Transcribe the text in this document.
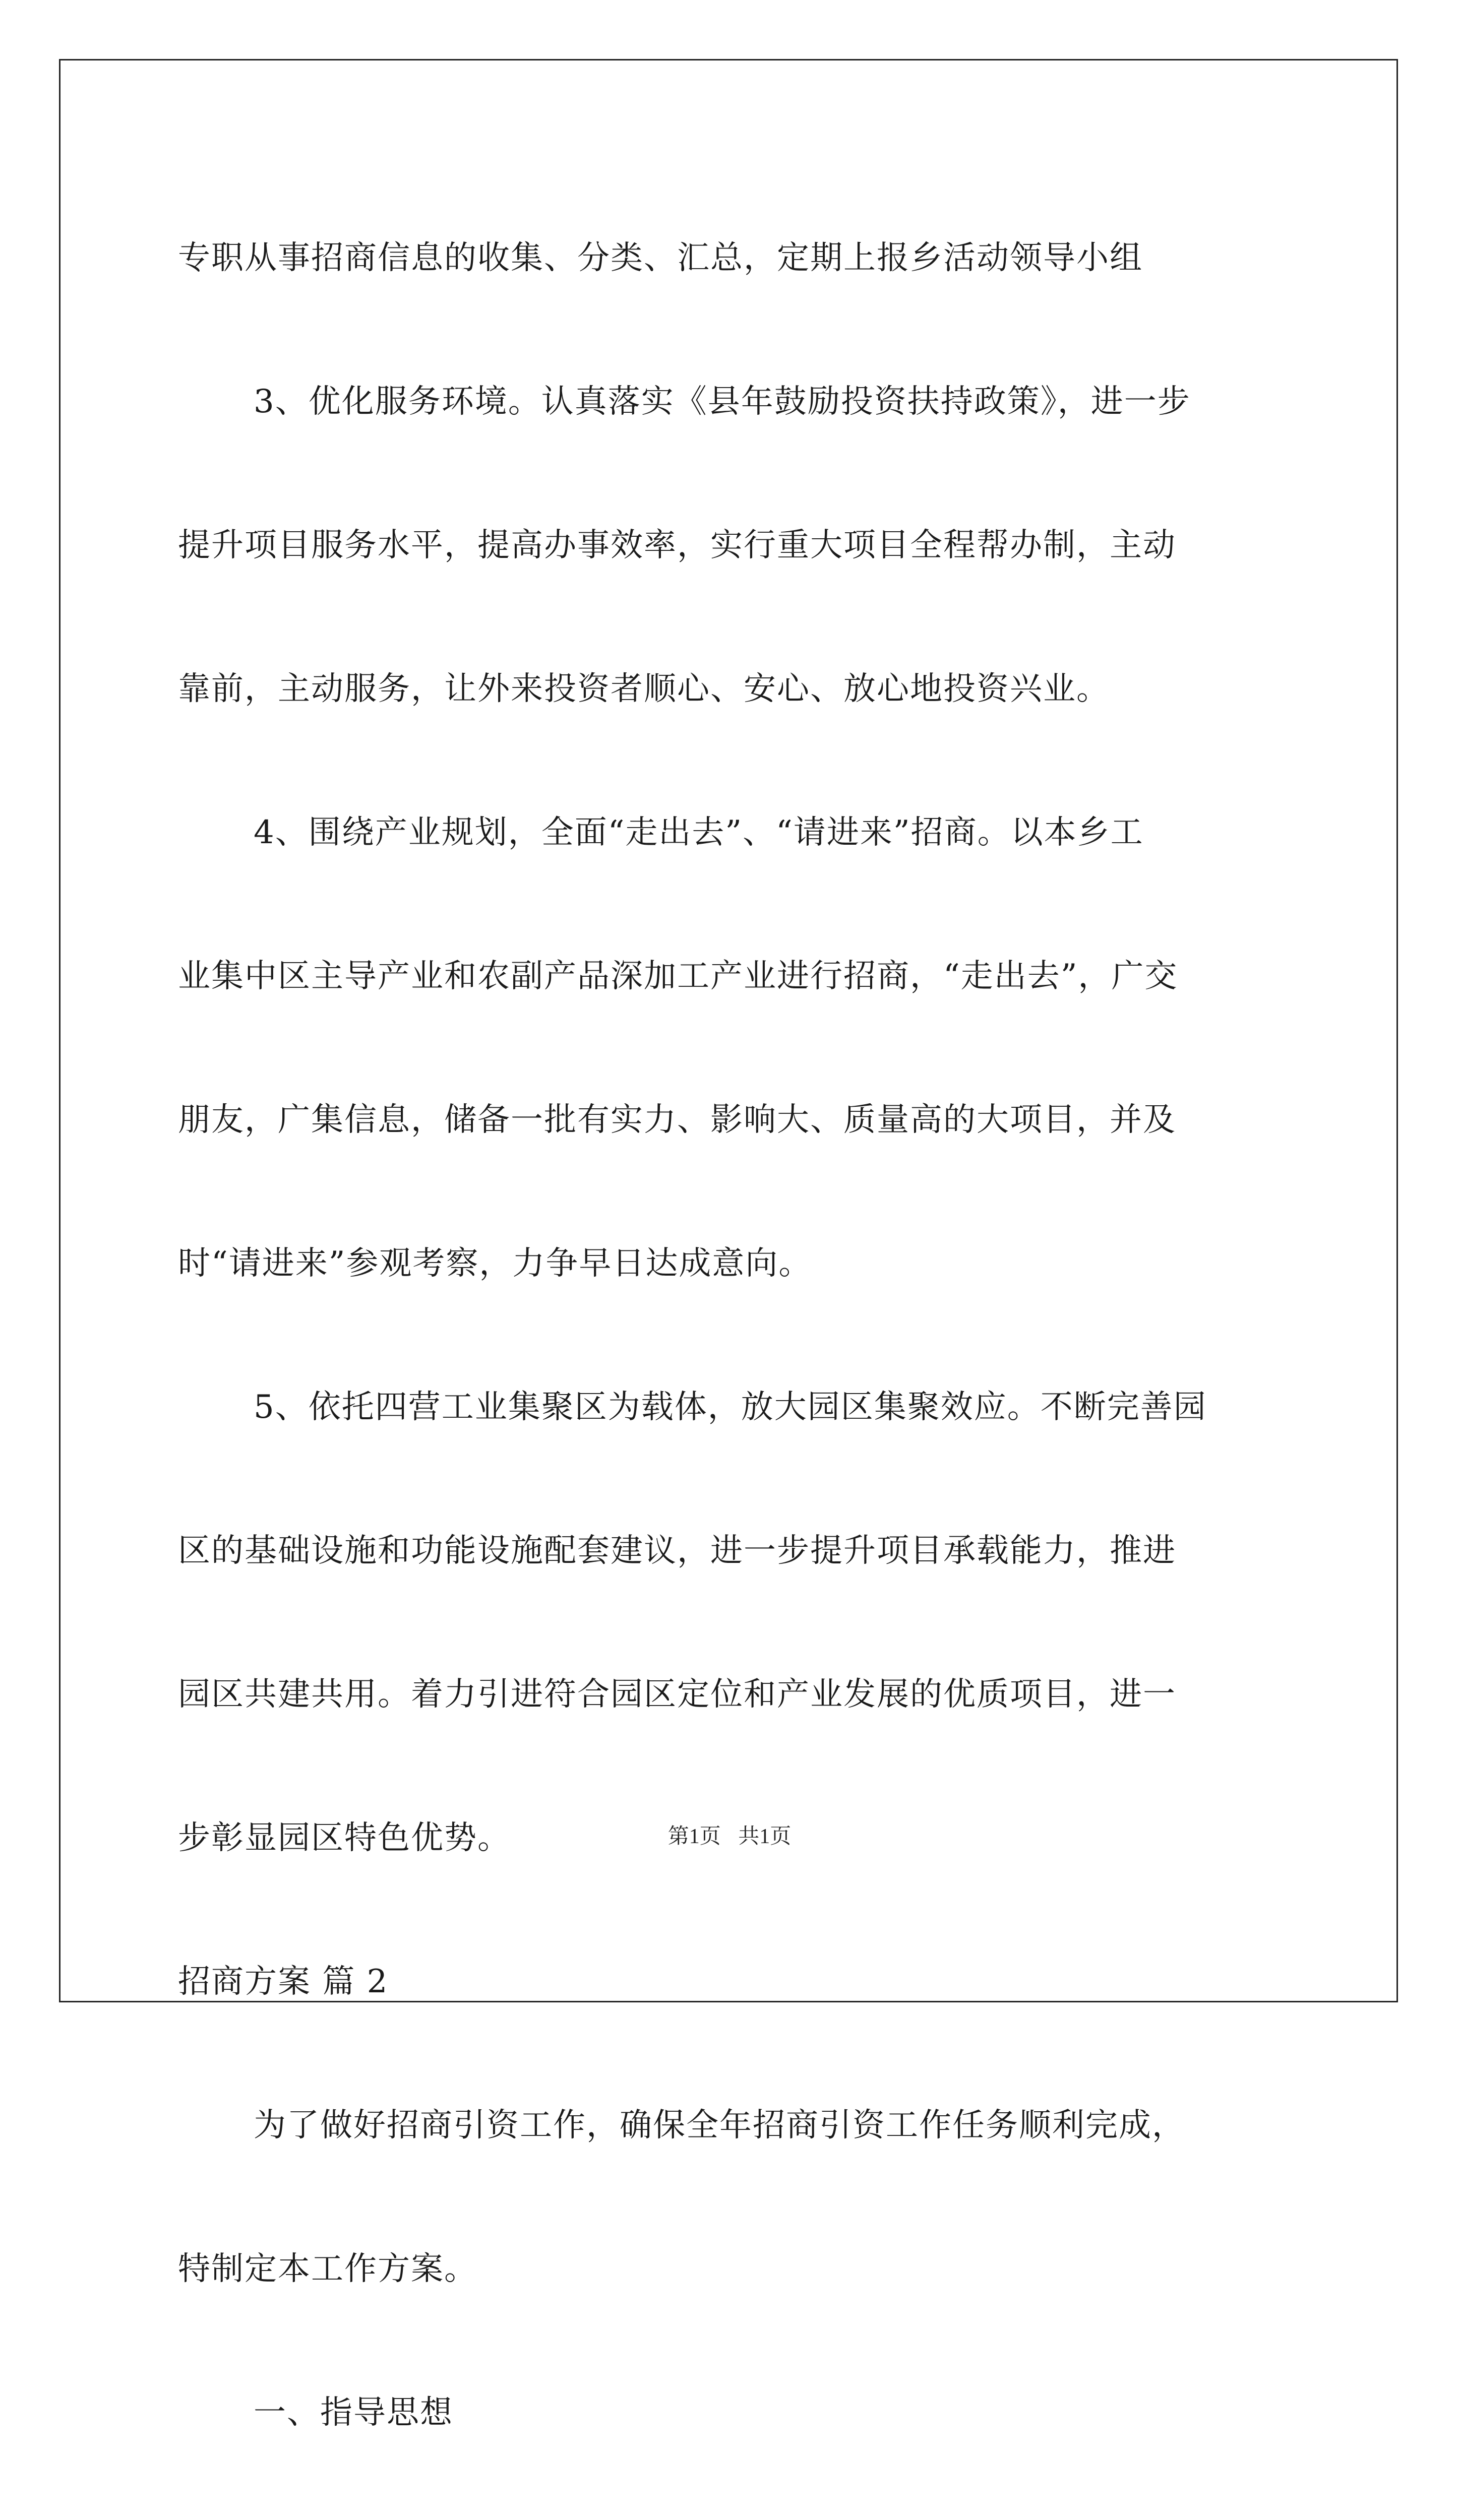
专职从事招商信息的收集、分类、汇总，定期上报乡活动领导小组

3、优化服务环境。认真落实《县年鼓励投资扶持政策》，进一步

提升项目服务水平，提高办事效率，实行重大项目全程帮办制，主动

靠前，主动服务，让外来投资者顺心、安心、放心地投资兴业。

4、围绕产业规划，全面“走出去”、“请进来”招商。以本乡工

业集中区主导产业和农副产品深加工产业进行招商，“走出去”，广交

朋友，广集信息，储备一批有实力、影响大、质量高的大项目，并及

时“请进来”参观考察，力争早日达成意向。

5、依托四营工业集聚区为载体，放大园区集聚效应。不断完善园

区的基础设施和功能设施配套建议，进一步提升项目承载能力，推进

园区共建共用。着力引进符合园区定位和产业发展的优质项目，进一

步彰显园区特色优势。

招商方案 篇 2

为了做好招商引资工作，确保全年招商引资工作任务顺利完成，

特制定本工作方案。

一、指导思想

第1页 共1页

Directions for this task: Write out each entry exactly as given, but skip the pictures.

Reply:
Transcribe the text in this document.
专职从事招商信息的收集、分类、汇总，定期上报乡活动领导小组

3、优化服务环境。认真落实《县年鼓励投资扶持政策》，进一步

提升项目服务水平，提高办事效率，实行重大项目全程帮办制，主动

靠前，主动服务，让外来投资者顺心、安心、放心地投资兴业。

4、围绕产业规划，全面“走出去”、“请进来”招商。以本乡工

业集中区主导产业和农副产品深加工产业进行招商，“走出去”，广交

朋友，广集信息，储备一批有实力、影响大、质量高的大项目，并及

时“请进来”参观考察，力争早日达成意向。

5、依托四营工业集聚区为载体，放大园区集聚效应。不断完善园

区的基础设施和功能设施配套建议，进一步提升项目承载能力，推进

园区共建共用。着力引进符合园区定位和产业发展的优质项目，进一

步彰显园区特色优势。

招商方案 篇 2

为了做好招商引资工作，确保全年招商引资工作任务顺利完成，

特制定本工作方案。

一、指导思想

第1页 共1页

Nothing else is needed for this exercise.